Stored data entries:
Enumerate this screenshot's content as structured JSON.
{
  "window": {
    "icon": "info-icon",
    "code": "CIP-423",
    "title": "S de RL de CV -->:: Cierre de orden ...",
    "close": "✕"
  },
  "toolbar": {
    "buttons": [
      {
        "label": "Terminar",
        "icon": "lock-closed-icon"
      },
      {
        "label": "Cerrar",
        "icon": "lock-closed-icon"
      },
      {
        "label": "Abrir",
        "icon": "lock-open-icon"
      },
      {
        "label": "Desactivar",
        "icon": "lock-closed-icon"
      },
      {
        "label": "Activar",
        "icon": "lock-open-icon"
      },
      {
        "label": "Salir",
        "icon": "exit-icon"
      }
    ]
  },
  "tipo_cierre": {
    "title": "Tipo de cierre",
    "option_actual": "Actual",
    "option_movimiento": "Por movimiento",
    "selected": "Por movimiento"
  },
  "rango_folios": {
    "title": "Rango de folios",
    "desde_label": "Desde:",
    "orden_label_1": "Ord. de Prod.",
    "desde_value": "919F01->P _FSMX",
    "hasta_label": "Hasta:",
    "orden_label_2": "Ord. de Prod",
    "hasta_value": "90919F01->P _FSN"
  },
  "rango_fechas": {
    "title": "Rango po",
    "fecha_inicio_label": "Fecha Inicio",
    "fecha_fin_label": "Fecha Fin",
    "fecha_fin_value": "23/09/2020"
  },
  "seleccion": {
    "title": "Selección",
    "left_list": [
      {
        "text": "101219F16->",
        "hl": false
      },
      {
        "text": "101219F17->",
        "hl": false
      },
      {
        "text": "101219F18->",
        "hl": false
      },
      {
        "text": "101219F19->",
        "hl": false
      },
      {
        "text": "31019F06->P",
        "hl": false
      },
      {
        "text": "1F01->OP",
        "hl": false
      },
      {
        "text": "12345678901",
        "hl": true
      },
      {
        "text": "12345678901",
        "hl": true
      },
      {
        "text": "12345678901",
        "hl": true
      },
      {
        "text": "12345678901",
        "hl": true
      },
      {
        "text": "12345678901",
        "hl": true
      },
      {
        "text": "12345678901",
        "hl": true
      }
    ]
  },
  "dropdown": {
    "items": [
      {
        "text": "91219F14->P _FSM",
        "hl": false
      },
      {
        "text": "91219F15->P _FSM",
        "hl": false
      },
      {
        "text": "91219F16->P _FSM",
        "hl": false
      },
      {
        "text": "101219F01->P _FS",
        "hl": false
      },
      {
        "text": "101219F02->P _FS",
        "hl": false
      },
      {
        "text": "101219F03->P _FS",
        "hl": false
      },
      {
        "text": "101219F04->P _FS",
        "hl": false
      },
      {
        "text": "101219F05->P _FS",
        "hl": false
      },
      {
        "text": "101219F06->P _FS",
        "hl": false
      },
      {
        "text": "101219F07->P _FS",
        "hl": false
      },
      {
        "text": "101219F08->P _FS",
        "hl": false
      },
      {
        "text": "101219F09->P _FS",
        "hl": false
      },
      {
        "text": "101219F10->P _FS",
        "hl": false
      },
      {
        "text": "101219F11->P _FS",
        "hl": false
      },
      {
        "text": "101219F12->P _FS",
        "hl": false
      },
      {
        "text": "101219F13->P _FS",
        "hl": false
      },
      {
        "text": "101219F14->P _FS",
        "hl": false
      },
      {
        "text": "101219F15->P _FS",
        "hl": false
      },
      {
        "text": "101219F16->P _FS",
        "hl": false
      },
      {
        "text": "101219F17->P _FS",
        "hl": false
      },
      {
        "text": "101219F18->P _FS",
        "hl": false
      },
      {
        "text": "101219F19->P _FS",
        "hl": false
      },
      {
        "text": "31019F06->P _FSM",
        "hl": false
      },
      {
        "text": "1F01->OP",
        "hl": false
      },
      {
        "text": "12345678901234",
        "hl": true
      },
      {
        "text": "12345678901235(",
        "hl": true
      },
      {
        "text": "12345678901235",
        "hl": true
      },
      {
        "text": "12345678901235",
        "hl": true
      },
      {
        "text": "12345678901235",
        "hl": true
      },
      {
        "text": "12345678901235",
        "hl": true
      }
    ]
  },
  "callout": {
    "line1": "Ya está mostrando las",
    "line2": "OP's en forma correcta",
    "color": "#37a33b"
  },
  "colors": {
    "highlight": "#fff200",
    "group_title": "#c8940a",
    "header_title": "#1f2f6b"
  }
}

Directions for this task — Extract each line of the listing above, copying it word for word.

Exercise result —
Enumerate this screenshot's content as structured JSON.
{
  "window": {
    "icon": "info-icon",
    "code": "CIP-423",
    "title": "S de RL de CV -->:: Cierre de orden ...",
    "close": "✕"
  },
  "toolbar": {
    "buttons": [
      {
        "label": "Terminar",
        "icon": "lock-closed-icon"
      },
      {
        "label": "Cerrar",
        "icon": "lock-closed-icon"
      },
      {
        "label": "Abrir",
        "icon": "lock-open-icon"
      },
      {
        "label": "Desactivar",
        "icon": "lock-closed-icon"
      },
      {
        "label": "Activar",
        "icon": "lock-open-icon"
      },
      {
        "label": "Salir",
        "icon": "exit-icon"
      }
    ]
  },
  "tipo_cierre": {
    "title": "Tipo de cierre",
    "option_actual": "Actual",
    "option_movimiento": "Por movimiento",
    "selected": "Por movimiento"
  },
  "rango_folios": {
    "title": "Rango de folios",
    "desde_label": "Desde:",
    "orden_label_1": "Ord. de Prod.",
    "desde_value": "919F01->P _FSMX",
    "hasta_label": "Hasta:",
    "orden_label_2": "Ord. de Prod",
    "hasta_value": "90919F01->P _FSN"
  },
  "rango_fechas": {
    "title": "Rango po",
    "fecha_inicio_label": "Fecha Inicio",
    "fecha_fin_label": "Fecha Fin",
    "fecha_fin_value": "23/09/2020"
  },
  "seleccion": {
    "title": "Selección",
    "left_list": [
      {
        "text": "101219F16->",
        "hl": false
      },
      {
        "text": "101219F17->",
        "hl": false
      },
      {
        "text": "101219F18->",
        "hl": false
      },
      {
        "text": "101219F19->",
        "hl": false
      },
      {
        "text": "31019F06->P",
        "hl": false
      },
      {
        "text": "1F01->OP",
        "hl": false
      },
      {
        "text": "12345678901",
        "hl": true
      },
      {
        "text": "12345678901",
        "hl": true
      },
      {
        "text": "12345678901",
        "hl": true
      },
      {
        "text": "12345678901",
        "hl": true
      },
      {
        "text": "12345678901",
        "hl": true
      },
      {
        "text": "12345678901",
        "hl": true
      }
    ]
  },
  "dropdown": {
    "items": [
      {
        "text": "91219F14->P _FSM",
        "hl": false
      },
      {
        "text": "91219F15->P _FSM",
        "hl": false
      },
      {
        "text": "91219F16->P _FSM",
        "hl": false
      },
      {
        "text": "101219F01->P _FS",
        "hl": false
      },
      {
        "text": "101219F02->P _FS",
        "hl": false
      },
      {
        "text": "101219F03->P _FS",
        "hl": false
      },
      {
        "text": "101219F04->P _FS",
        "hl": false
      },
      {
        "text": "101219F05->P _FS",
        "hl": false
      },
      {
        "text": "101219F06->P _FS",
        "hl": false
      },
      {
        "text": "101219F07->P _FS",
        "hl": false
      },
      {
        "text": "101219F08->P _FS",
        "hl": false
      },
      {
        "text": "101219F09->P _FS",
        "hl": false
      },
      {
        "text": "101219F10->P _FS",
        "hl": false
      },
      {
        "text": "101219F11->P _FS",
        "hl": false
      },
      {
        "text": "101219F12->P _FS",
        "hl": false
      },
      {
        "text": "101219F13->P _FS",
        "hl": false
      },
      {
        "text": "101219F14->P _FS",
        "hl": false
      },
      {
        "text": "101219F15->P _FS",
        "hl": false
      },
      {
        "text": "101219F16->P _FS",
        "hl": false
      },
      {
        "text": "101219F17->P _FS",
        "hl": false
      },
      {
        "text": "101219F18->P _FS",
        "hl": false
      },
      {
        "text": "101219F19->P _FS",
        "hl": false
      },
      {
        "text": "31019F06->P _FSM",
        "hl": false
      },
      {
        "text": "1F01->OP",
        "hl": false
      },
      {
        "text": "12345678901234",
        "hl": true
      },
      {
        "text": "12345678901235(",
        "hl": true
      },
      {
        "text": "12345678901235",
        "hl": true
      },
      {
        "text": "12345678901235",
        "hl": true
      },
      {
        "text": "12345678901235",
        "hl": true
      },
      {
        "text": "12345678901235",
        "hl": true
      }
    ]
  },
  "callout": {
    "line1": "Ya está mostrando las",
    "line2": "OP's en forma correcta",
    "color": "#37a33b"
  },
  "colors": {
    "highlight": "#fff200",
    "group_title": "#c8940a",
    "header_title": "#1f2f6b"
  }
}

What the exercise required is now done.